* [What to produce]:
Quote the listing below in its entirety.

------------------------------------------------

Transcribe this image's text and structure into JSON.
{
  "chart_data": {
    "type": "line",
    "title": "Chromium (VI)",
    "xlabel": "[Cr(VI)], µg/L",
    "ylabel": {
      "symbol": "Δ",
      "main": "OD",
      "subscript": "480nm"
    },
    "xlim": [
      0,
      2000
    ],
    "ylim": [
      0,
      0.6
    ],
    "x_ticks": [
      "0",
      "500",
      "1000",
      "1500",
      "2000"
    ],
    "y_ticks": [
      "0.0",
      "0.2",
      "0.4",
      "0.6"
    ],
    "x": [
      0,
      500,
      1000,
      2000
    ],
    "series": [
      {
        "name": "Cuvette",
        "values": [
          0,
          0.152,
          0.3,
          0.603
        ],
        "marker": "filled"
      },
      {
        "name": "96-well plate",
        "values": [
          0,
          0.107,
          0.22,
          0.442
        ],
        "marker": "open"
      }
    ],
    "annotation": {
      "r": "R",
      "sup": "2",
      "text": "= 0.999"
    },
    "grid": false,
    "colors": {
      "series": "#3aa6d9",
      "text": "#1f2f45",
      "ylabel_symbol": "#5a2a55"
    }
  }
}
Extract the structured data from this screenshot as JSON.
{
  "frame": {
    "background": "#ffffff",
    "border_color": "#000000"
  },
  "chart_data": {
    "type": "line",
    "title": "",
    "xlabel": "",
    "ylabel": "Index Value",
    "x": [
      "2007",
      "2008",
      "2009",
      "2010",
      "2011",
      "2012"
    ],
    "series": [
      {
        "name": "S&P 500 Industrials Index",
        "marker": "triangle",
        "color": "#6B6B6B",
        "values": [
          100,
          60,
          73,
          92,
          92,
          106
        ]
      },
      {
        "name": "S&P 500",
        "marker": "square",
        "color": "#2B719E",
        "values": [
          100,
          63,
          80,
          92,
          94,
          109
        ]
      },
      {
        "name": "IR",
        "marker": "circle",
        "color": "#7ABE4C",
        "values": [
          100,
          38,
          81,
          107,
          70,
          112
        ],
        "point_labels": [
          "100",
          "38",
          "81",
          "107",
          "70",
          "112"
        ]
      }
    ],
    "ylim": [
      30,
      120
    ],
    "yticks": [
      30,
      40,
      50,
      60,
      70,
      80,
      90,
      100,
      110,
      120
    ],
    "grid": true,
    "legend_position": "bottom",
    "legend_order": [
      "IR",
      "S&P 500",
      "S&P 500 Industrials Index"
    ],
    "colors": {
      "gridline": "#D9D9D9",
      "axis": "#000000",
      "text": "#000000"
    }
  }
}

------------------------------------------------

* [The solution]:
Transcribe this image's text and structure into JSON.
{
  "chart_data": {
    "type": "line",
    "title": "Chromium (VI)",
    "xlabel": "[Cr(VI)], µg/L",
    "ylabel": {
      "symbol": "Δ",
      "main": "OD",
      "subscript": "480nm"
    },
    "xlim": [
      0,
      2000
    ],
    "ylim": [
      0,
      0.6
    ],
    "x_ticks": [
      "0",
      "500",
      "1000",
      "1500",
      "2000"
    ],
    "y_ticks": [
      "0.0",
      "0.2",
      "0.4",
      "0.6"
    ],
    "x": [
      0,
      500,
      1000,
      2000
    ],
    "series": [
      {
        "name": "Cuvette",
        "values": [
          0,
          0.152,
          0.3,
          0.603
        ],
        "marker": "filled"
      },
      {
        "name": "96-well plate",
        "values": [
          0,
          0.107,
          0.22,
          0.442
        ],
        "marker": "open"
      }
    ],
    "annotation": {
      "r": "R",
      "sup": "2",
      "text": "= 0.999"
    },
    "grid": false,
    "colors": {
      "series": "#3aa6d9",
      "text": "#1f2f45",
      "ylabel_symbol": "#5a2a55"
    }
  }
}
Extract the structured data from this screenshot as JSON.
{
  "frame": {
    "background": "#ffffff",
    "border_color": "#000000"
  },
  "chart_data": {
    "type": "line",
    "title": "",
    "xlabel": "",
    "ylabel": "Index Value",
    "x": [
      "2007",
      "2008",
      "2009",
      "2010",
      "2011",
      "2012"
    ],
    "series": [
      {
        "name": "S&P 500 Industrials Index",
        "marker": "triangle",
        "color": "#6B6B6B",
        "values": [
          100,
          60,
          73,
          92,
          92,
          106
        ]
      },
      {
        "name": "S&P 500",
        "marker": "square",
        "color": "#2B719E",
        "values": [
          100,
          63,
          80,
          92,
          94,
          109
        ]
      },
      {
        "name": "IR",
        "marker": "circle",
        "color": "#7ABE4C",
        "values": [
          100,
          38,
          81,
          107,
          70,
          112
        ],
        "point_labels": [
          "100",
          "38",
          "81",
          "107",
          "70",
          "112"
        ]
      }
    ],
    "ylim": [
      30,
      120
    ],
    "yticks": [
      30,
      40,
      50,
      60,
      70,
      80,
      90,
      100,
      110,
      120
    ],
    "grid": true,
    "legend_position": "bottom",
    "legend_order": [
      "IR",
      "S&P 500",
      "S&P 500 Industrials Index"
    ],
    "colors": {
      "gridline": "#D9D9D9",
      "axis": "#000000",
      "text": "#000000"
    }
  }
}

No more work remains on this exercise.